# Task prompt
Copy all the entries below exactly, but not the pictures.

# Listing

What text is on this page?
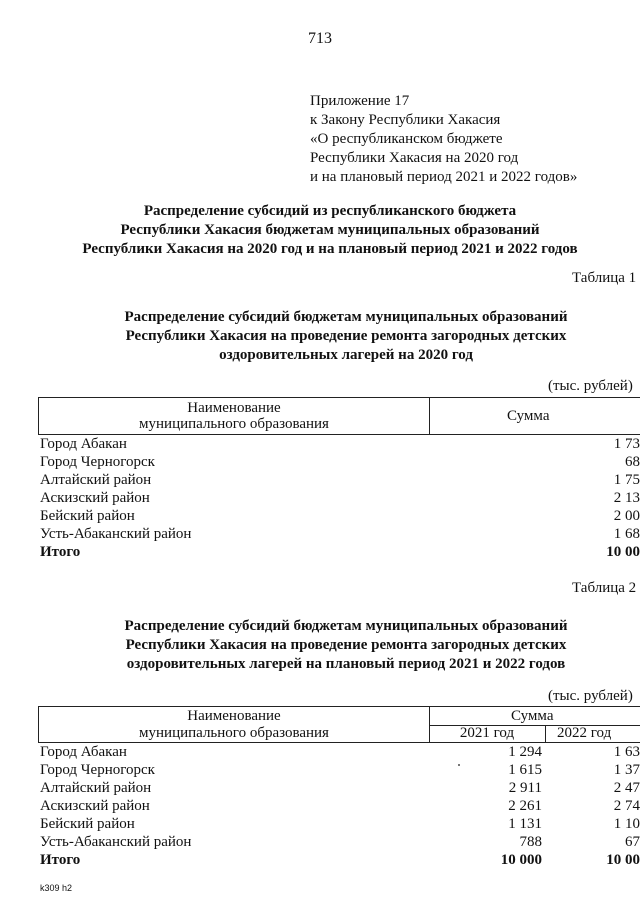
713
Приложение 17
к Закону Республики Хакасия
«О республиканском бюджете
Республики Хакасия на 2020 год
и на плановый период 2021 и 2022 годов»
Распределение субсидий из республиканского бюджета
Республики Хакасия бюджетам муниципальных образований
Республики Хакасия на 2020 год и на плановый период 2021 и 2022 годов
Таблица 1
Распределение субсидий бюджетам муниципальных образований
Республики Хакасия на проведение ремонта загородных детских
оздоровительных лагерей на 2020 год
(тыс. рублей)
Наименование
муниципального образования	Сумма
Город Абакан	1 73
Город Черногорск	68
Алтайский район	1 75
Аскизский район	2 13
Бейский район	2 00
Усть-Абаканский район	1 68
Итого	10 00
Таблица 2
Распределение субсидий бюджетам муниципальных образований
Республики Хакасия на проведение ремонта загородных детских
оздоровительных лагерей на плановый период 2021 и 2022 годов
(тыс. рублей)
Наименование
муниципального образования
Сумма
2021 год	2022 год
Город Абакан	1 294	1 63
Город Черногорск	1 615	1 37
Алтайский район	2 911	2 47
Аскизский район	2 261	2 74
Бейский район	1 131	1 10
Усть-Абаканский район	788	67
Итого	10 000	10 00
k309 h2
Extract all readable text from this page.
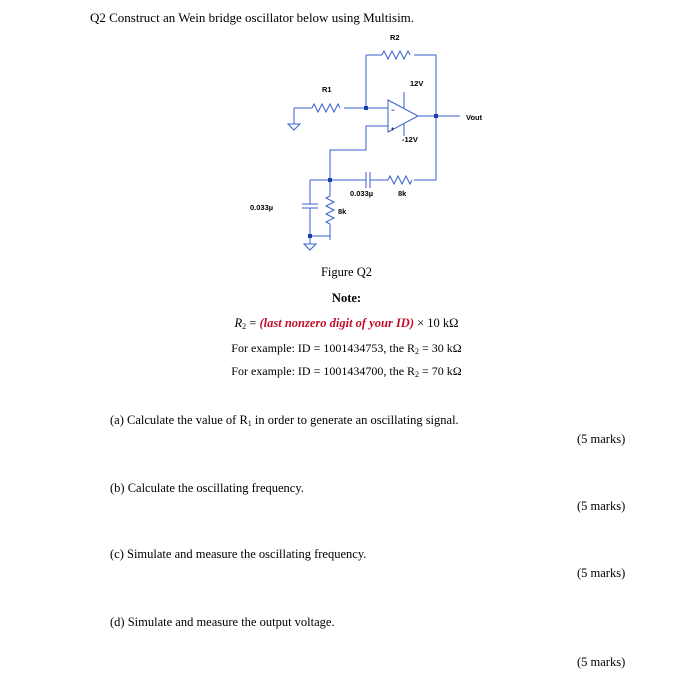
Q2 Construct an Wein bridge oscillator below using Multisim.
R2
R1
12V
-12V
Vout
0.033µ	8k
0.033µ	8k
−
+
Figure Q2
Note:
$R_2$ = (last nonzero digit of your ID) × 10 kΩ
For example: ID = 1001434753, the $R_2 = 30$ kΩ
For example: ID = 1001434700, the $R_2 = 70$ kΩ
(a) Calculate the value of $R_1$ in order to generate an oscillating signal.
(5 marks)
(b) Calculate the oscillating frequency.
(5 marks)
(c) Simulate and measure the oscillating frequency.
(5 marks)
(d) Simulate and measure the output voltage.
(5 marks)
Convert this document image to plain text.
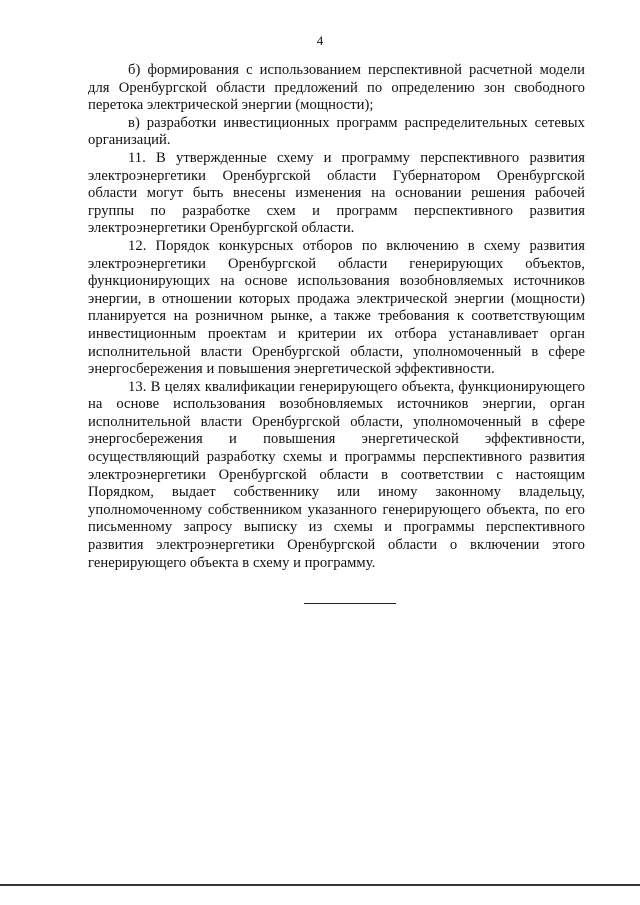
4

б) формирования с использованием перспективной расчетной модели для Оренбургской области предложений по определению зон свободного перетока электрической энергии (мощности);

в) разработки инвестиционных программ распределительных сетевых организаций.

11. В утвержденные схему и программу перспективного развития электроэнергетики Оренбургской области Губернатором Оренбургской области могут быть внесены изменения на основании решения рабочей группы по разработке схем и программ перспективного развития электроэнергетики Оренбургской области.

12. Порядок конкурсных отборов по включению в схему развития электроэнергетики Оренбургской области генерирующих объектов, функционирующих на основе использования возобновляемых источников энергии, в отношении которых продажа электрической энергии (мощности) планируется на розничном рынке, а также требования к соответствующим инвестиционным проектам и критерии их отбора устанавливает орган исполнительной власти Оренбургской области, уполномоченный в сфере энергосбережения и повышения энергетической эффективности.

13. В целях квалификации генерирующего объекта, функционирующего на основе использования возобновляемых источников энергии, орган исполнительной власти Оренбургской области, уполномоченный в сфере энергосбережения и повышения энергетической эффективности, осуществляющий разработку схемы и программы перспективного развития электроэнергетики Оренбургской области в соответствии с настоящим Порядком, выдает собственнику или иному законному владельцу, уполномоченному собственником указанного генерирующего объекта, по его письменному запросу выписку из схемы и программы перспективного развития электроэнергетики Оренбургской области о включении этого генерирующего объекта в схему и программу.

# Exercise result
What text is on this page?
713
Приложение 17
к Закону Республики Хакасия
«О республиканском бюджете
Республики Хакасия на 2020 год
и на плановый период 2021 и 2022 годов»
Распределение субсидий из республиканского бюджета
Республики Хакасия бюджетам муниципальных образований
Республики Хакасия на 2020 год и на плановый период 2021 и 2022 годов
Таблица 1
Распределение субсидий бюджетам муниципальных образований
Республики Хакасия на проведение ремонта загородных детских
оздоровительных лагерей на 2020 год
(тыс. рублей)
Наименование
муниципального образования	Сумма
Город Абакан	1 73
Город Черногорск	68
Алтайский район	1 75
Аскизский район	2 13
Бейский район	2 00
Усть-Абаканский район	1 68
Итого	10 00
Таблица 2
Распределение субсидий бюджетам муниципальных образований
Республики Хакасия на проведение ремонта загородных детских
оздоровительных лагерей на плановый период 2021 и 2022 годов
(тыс. рублей)
Наименование
муниципального образования
Сумма
2021 год	2022 год
Город Абакан	1 294	1 63
Город Черногорск	1 615	1 37
Алтайский район	2 911	2 47
Аскизский район	2 261	2 74
Бейский район	1 131	1 10
Усть-Абаканский район	788	67
Итого	10 000	10 00
k309 h2
Extract all readable text from this page.
Q2 Construct an Wein bridge oscillator below using Multisim.
R2
R1
12V
-12V
Vout
0.033µ	8k
0.033µ	8k
−
+
Figure Q2
Note:
$R_2$ = (last nonzero digit of your ID) × 10 kΩ
For example: ID = 1001434753, the $R_2 = 30$ kΩ
For example: ID = 1001434700, the $R_2 = 70$ kΩ
(a) Calculate the value of $R_1$ in order to generate an oscillating signal.
(5 marks)
(b) Calculate the oscillating frequency.
(5 marks)
(c) Simulate and measure the oscillating frequency.
(5 marks)
(d) Simulate and measure the output voltage.
(5 marks)
Convert this document image to plain text.
4

б) формирования с использованием перспективной расчетной модели для Оренбургской области предложений по определению зон свободного перетока электрической энергии (мощности);

в) разработки инвестиционных программ распределительных сетевых организаций.

11. В утвержденные схему и программу перспективного развития электроэнергетики Оренбургской области Губернатором Оренбургской области могут быть внесены изменения на основании решения рабочей группы по разработке схем и программ перспективного развития электроэнергетики Оренбургской области.

12. Порядок конкурсных отборов по включению в схему развития электроэнергетики Оренбургской области генерирующих объектов, функционирующих на основе использования возобновляемых источников энергии, в отношении которых продажа электрической энергии (мощности) планируется на розничном рынке, а также требования к соответствующим инвестиционным проектам и критерии их отбора устанавливает орган исполнительной власти Оренбургской области, уполномоченный в сфере энергосбережения и повышения энергетической эффективности.

13. В целях квалификации генерирующего объекта, функционирующего на основе использования возобновляемых источников энергии, орган исполнительной власти Оренбургской области, уполномоченный в сфере энергосбережения и повышения энергетической эффективности, осуществляющий разработку схемы и программы перспективного развития электроэнергетики Оренбургской области в соответствии с настоящим Порядком, выдает собственнику или иному законному владельцу, уполномоченному собственником указанного генерирующего объекта, по его письменному запросу выписку из схемы и программы перспективного развития электроэнергетики Оренбургской области о включении этого генерирующего объекта в схему и программу.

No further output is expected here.